* _Short task_:
Which lines in the records below contain the word "page"? Copy each one out.

[Collected data]
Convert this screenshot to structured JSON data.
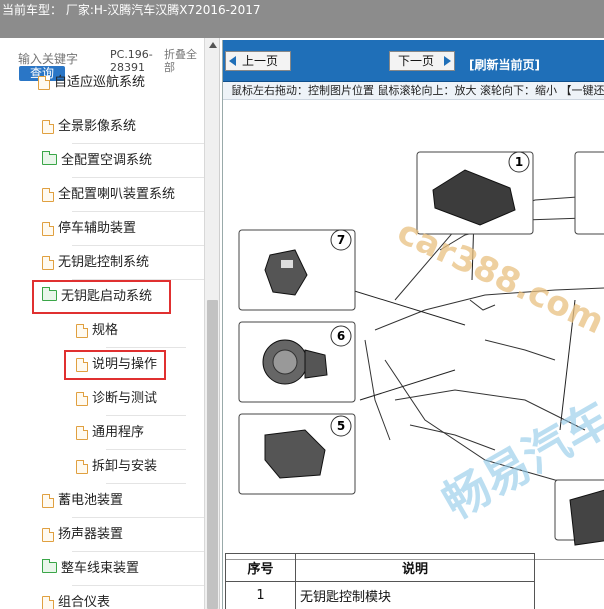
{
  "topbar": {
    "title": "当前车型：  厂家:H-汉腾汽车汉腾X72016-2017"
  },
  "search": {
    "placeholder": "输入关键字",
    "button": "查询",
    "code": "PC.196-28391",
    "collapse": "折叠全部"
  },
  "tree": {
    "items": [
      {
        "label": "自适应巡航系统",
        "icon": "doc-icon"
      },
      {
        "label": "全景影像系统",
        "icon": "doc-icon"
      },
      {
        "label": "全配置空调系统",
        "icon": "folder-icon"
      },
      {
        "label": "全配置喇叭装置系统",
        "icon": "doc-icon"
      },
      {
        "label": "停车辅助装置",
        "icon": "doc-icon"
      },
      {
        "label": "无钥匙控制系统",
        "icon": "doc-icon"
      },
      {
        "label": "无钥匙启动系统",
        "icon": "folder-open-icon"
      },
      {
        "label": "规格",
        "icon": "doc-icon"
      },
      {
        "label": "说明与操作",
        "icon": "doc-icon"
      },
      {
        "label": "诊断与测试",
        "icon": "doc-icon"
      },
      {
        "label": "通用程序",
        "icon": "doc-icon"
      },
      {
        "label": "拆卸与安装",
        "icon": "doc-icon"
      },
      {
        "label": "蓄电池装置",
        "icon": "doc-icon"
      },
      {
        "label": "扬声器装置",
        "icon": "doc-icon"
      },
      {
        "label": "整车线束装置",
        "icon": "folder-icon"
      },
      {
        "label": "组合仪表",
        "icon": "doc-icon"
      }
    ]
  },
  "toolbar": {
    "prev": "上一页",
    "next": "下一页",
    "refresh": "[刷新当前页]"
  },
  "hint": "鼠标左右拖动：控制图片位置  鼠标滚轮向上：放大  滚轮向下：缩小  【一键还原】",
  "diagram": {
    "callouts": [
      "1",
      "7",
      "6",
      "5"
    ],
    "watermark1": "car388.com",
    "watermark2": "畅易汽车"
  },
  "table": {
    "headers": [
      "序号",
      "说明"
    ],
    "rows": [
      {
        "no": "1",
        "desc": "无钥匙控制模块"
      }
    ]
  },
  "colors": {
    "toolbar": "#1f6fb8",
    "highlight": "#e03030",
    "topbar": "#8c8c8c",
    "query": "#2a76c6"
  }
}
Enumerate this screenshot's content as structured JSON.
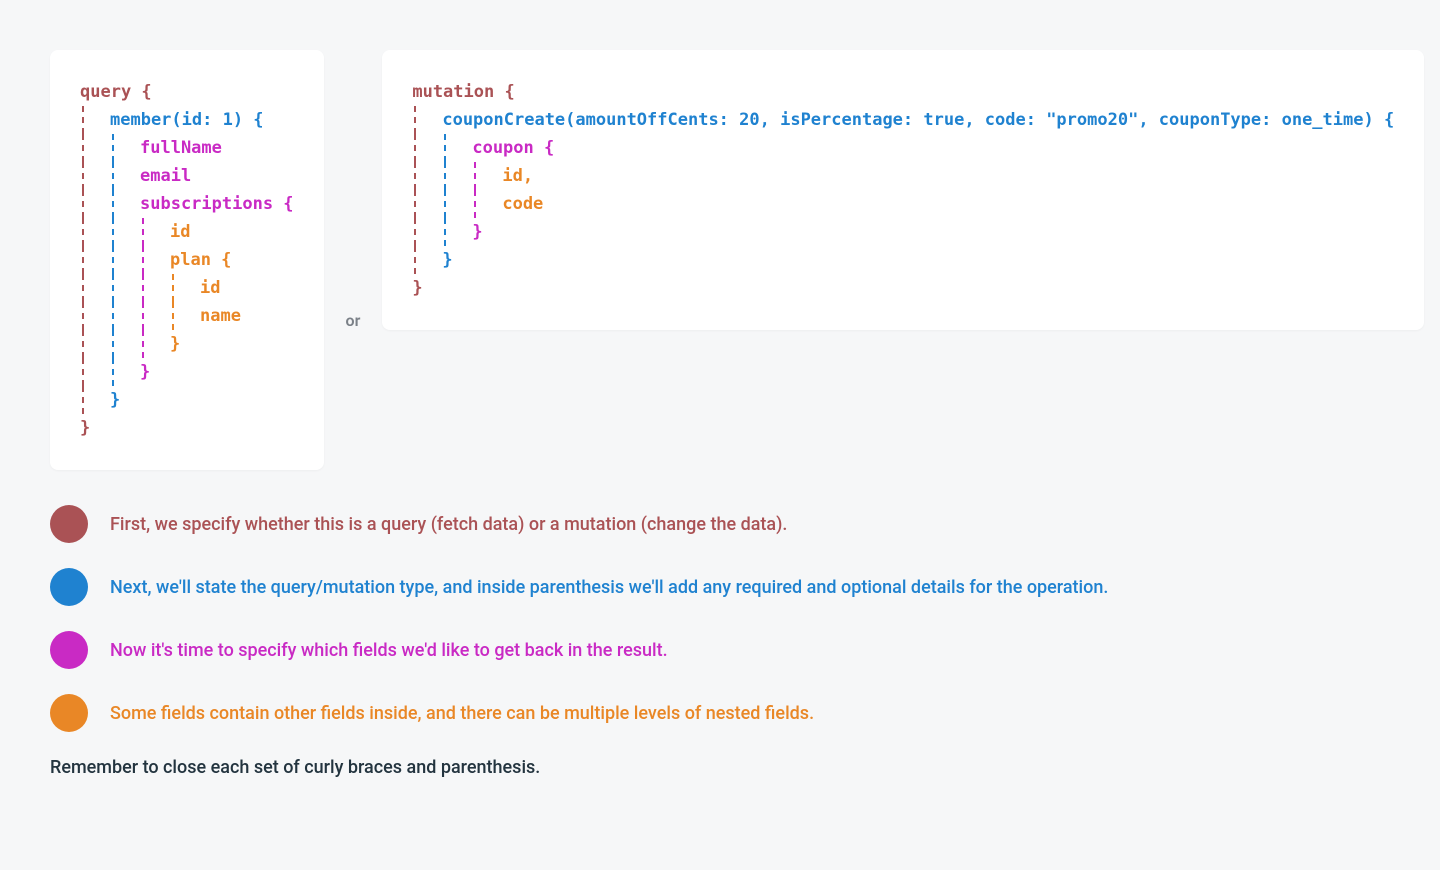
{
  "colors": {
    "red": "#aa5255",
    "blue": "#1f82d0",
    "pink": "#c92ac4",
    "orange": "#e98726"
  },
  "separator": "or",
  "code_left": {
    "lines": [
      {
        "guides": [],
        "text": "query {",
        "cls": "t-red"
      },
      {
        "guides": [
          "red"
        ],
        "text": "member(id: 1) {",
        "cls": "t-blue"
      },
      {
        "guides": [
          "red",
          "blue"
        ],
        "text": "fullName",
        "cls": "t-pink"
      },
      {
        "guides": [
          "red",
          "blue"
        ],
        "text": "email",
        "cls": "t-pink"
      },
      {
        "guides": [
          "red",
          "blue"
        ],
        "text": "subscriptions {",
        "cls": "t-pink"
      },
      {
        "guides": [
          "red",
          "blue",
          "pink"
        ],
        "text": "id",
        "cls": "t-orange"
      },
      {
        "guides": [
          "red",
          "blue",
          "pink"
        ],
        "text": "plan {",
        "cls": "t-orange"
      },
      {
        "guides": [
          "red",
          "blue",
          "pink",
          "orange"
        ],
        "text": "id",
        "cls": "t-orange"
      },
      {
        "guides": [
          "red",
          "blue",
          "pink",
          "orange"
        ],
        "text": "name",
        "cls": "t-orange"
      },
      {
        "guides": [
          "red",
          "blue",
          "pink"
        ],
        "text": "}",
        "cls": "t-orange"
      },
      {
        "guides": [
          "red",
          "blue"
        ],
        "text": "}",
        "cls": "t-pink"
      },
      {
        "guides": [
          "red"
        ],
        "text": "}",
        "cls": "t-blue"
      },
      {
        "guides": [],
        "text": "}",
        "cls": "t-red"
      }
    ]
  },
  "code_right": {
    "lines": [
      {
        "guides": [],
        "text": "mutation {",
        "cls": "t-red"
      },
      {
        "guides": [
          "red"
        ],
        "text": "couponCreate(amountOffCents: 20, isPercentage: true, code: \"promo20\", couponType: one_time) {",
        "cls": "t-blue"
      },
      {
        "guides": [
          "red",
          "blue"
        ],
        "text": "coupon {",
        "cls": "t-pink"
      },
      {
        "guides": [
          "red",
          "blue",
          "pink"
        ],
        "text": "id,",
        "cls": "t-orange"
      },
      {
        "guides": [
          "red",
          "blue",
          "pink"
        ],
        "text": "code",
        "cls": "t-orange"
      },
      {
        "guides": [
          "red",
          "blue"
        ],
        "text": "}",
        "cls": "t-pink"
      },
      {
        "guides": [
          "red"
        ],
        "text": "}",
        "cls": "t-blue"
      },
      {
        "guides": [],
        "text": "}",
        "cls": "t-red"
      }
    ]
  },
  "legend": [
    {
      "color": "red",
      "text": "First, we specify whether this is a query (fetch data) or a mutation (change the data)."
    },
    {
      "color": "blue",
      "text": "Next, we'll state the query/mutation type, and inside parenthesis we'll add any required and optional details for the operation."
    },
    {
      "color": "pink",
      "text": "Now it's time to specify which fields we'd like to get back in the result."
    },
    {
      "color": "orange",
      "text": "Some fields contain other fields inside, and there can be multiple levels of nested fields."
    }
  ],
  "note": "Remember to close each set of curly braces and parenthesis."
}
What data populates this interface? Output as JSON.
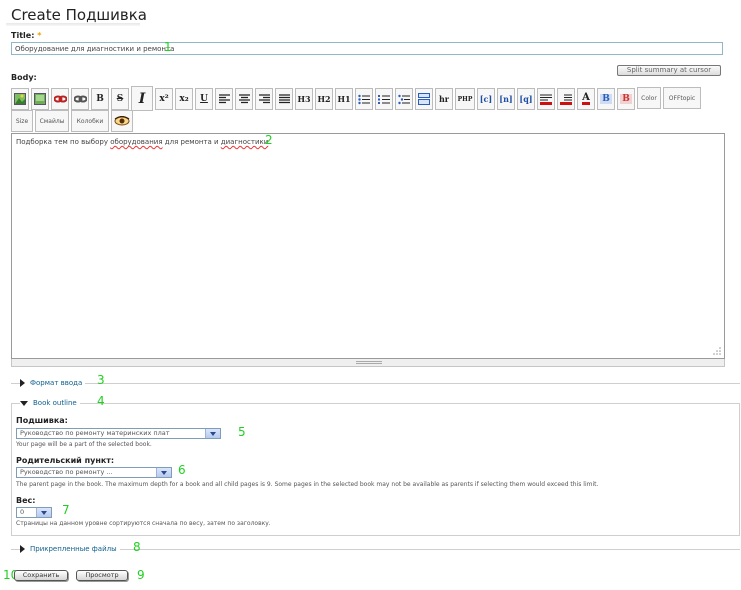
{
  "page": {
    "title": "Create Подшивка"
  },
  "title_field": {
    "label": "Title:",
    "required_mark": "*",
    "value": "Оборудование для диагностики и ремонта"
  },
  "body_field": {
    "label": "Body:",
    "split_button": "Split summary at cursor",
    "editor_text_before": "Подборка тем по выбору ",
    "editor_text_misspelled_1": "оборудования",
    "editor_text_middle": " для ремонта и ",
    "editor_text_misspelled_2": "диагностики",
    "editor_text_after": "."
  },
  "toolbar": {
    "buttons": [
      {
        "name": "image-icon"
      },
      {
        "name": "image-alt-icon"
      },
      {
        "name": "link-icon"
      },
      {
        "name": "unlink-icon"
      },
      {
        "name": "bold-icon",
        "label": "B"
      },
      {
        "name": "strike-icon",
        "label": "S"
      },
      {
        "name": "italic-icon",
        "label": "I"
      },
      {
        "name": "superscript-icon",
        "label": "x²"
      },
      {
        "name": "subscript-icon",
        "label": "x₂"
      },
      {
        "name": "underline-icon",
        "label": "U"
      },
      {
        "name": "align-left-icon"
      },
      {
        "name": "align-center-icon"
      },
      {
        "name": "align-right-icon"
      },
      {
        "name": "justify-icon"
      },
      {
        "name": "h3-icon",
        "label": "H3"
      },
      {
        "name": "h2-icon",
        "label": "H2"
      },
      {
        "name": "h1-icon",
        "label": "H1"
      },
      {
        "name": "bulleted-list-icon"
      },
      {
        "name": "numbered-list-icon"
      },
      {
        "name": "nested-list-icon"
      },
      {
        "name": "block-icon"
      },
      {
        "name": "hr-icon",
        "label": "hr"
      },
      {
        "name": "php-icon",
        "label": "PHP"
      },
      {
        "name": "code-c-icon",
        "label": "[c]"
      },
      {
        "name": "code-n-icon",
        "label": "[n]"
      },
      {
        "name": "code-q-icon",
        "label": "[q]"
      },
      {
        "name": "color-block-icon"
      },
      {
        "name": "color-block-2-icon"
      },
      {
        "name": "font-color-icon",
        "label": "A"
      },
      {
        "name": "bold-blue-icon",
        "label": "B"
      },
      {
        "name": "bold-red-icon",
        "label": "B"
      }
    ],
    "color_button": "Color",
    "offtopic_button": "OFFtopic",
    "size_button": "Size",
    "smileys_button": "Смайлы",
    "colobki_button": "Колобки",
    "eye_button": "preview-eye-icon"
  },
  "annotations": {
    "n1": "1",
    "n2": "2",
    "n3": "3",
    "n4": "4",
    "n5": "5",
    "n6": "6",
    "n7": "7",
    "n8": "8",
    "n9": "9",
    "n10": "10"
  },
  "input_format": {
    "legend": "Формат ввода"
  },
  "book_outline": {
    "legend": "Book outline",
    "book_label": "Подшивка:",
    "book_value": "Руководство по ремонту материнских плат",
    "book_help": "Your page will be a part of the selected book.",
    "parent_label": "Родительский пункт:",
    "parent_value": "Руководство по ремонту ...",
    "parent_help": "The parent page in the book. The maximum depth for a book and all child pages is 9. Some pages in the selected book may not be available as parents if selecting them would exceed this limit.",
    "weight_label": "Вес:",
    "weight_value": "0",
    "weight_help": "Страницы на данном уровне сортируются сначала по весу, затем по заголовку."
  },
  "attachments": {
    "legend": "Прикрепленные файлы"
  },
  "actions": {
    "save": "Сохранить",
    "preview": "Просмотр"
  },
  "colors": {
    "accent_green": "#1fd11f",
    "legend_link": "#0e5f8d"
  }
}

* _Complete answer_:
  "page": {
    "book_help": "Your page will be a part of the selected book.",
    "parent_help": "The parent page in the book. The maximum depth for a book and all child pages is 9. Some pages in the selected book may not be available as parents if selecting them would exceed this limit.",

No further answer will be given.